Recorded data

|---|

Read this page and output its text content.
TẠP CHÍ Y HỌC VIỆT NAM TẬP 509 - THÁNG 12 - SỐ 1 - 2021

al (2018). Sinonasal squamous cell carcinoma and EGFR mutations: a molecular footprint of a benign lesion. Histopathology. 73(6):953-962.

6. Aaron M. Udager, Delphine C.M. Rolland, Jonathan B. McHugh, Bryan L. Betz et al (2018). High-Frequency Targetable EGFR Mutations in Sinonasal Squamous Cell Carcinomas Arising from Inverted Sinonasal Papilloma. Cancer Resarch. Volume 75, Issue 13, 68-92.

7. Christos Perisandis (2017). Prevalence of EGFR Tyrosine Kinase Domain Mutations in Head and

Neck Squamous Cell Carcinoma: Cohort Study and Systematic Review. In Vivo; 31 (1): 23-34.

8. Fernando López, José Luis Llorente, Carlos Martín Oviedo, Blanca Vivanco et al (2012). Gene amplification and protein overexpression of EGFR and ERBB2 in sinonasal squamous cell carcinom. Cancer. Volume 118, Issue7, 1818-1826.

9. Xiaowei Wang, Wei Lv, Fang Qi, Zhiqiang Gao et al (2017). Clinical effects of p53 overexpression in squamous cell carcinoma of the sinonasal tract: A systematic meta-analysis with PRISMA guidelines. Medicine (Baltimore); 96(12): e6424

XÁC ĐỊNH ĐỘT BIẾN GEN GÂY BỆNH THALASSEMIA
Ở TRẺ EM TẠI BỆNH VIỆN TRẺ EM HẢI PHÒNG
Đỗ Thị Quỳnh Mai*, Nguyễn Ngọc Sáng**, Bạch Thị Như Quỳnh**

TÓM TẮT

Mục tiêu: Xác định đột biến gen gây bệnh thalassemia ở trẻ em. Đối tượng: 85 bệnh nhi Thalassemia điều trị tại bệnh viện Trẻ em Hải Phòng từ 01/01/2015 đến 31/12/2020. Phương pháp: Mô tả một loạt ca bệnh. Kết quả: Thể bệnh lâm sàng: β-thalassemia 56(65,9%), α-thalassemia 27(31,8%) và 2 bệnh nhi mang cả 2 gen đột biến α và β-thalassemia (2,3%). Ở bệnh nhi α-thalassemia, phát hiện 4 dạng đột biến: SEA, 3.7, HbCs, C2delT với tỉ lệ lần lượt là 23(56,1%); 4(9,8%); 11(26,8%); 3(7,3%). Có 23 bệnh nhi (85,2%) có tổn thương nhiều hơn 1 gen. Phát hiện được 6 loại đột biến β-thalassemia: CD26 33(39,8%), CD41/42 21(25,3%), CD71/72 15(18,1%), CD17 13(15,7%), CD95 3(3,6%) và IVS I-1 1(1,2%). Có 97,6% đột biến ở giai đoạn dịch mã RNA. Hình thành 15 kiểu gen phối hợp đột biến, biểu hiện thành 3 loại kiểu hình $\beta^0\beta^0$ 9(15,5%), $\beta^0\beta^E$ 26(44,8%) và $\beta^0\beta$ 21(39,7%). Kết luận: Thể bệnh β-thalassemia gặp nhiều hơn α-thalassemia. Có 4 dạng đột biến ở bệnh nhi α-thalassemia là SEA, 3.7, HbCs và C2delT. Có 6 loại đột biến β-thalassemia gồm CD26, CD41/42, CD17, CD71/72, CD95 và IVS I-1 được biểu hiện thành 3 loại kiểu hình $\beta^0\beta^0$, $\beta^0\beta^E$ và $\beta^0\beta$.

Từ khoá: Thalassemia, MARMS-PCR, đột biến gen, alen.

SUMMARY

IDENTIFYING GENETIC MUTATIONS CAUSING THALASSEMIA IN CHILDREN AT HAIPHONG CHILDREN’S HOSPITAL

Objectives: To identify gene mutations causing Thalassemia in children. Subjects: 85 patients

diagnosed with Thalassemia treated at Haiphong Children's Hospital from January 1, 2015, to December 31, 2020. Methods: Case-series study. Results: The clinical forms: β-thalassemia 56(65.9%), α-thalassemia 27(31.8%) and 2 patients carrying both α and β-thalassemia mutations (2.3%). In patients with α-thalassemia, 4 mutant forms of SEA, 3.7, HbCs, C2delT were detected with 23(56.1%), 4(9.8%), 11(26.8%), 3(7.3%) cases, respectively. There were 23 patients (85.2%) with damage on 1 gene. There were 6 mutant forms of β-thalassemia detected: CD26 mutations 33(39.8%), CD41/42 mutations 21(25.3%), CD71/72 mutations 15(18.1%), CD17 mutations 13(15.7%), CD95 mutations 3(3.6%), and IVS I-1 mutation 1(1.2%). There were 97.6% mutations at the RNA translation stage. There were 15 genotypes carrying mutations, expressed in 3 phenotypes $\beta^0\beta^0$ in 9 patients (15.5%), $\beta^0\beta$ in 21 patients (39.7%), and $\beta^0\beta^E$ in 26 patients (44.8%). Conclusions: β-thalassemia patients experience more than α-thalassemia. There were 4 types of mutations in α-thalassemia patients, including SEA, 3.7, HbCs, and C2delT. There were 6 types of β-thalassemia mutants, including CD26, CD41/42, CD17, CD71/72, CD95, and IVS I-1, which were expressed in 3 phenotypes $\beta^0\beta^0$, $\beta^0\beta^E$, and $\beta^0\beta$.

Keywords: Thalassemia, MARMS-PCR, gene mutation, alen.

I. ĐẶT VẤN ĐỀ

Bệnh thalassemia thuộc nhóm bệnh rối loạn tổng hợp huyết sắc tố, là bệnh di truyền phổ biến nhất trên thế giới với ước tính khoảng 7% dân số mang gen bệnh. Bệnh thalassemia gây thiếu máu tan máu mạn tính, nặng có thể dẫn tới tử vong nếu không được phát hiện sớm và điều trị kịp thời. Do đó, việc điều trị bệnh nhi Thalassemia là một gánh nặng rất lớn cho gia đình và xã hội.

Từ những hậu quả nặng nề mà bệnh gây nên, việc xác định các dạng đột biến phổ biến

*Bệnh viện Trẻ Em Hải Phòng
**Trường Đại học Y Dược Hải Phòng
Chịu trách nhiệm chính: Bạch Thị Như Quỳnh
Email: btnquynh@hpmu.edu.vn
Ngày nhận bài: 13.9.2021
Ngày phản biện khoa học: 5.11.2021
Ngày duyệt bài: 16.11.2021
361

|---|

Problem to work on: Pull every line containing "EGFR" out of the entries.

Task response:
al (2018). Sinonasal squamous cell carcinoma and EGFR mutations: a molecular footprint of a benign lesion. Histopathology. 73(6):953-962.
6. Aaron M. Udager, Delphine C.M. Rolland, Jonathan B. McHugh, Bryan L. Betz et al (2018). High-Frequency Targetable EGFR Mutations in Sinonasal Squamous Cell Carcinomas Arising from Inverted Sinonasal Papilloma. Cancer Resarch. Volume 75, Issue 13, 68-92.
7. Christos Perisandis (2017). Prevalence of EGFR Tyrosine Kinase Domain Mutations in Head and
8. Fernando López, José Luis Llorente, Carlos Martín Oviedo, Blanca Vivanco et al (2012). Gene amplification and protein overexpression of EGFR and ERBB2 in sinonasal squamous cell carcinom. Cancer. Volume 118, Issue7, 1818-1826.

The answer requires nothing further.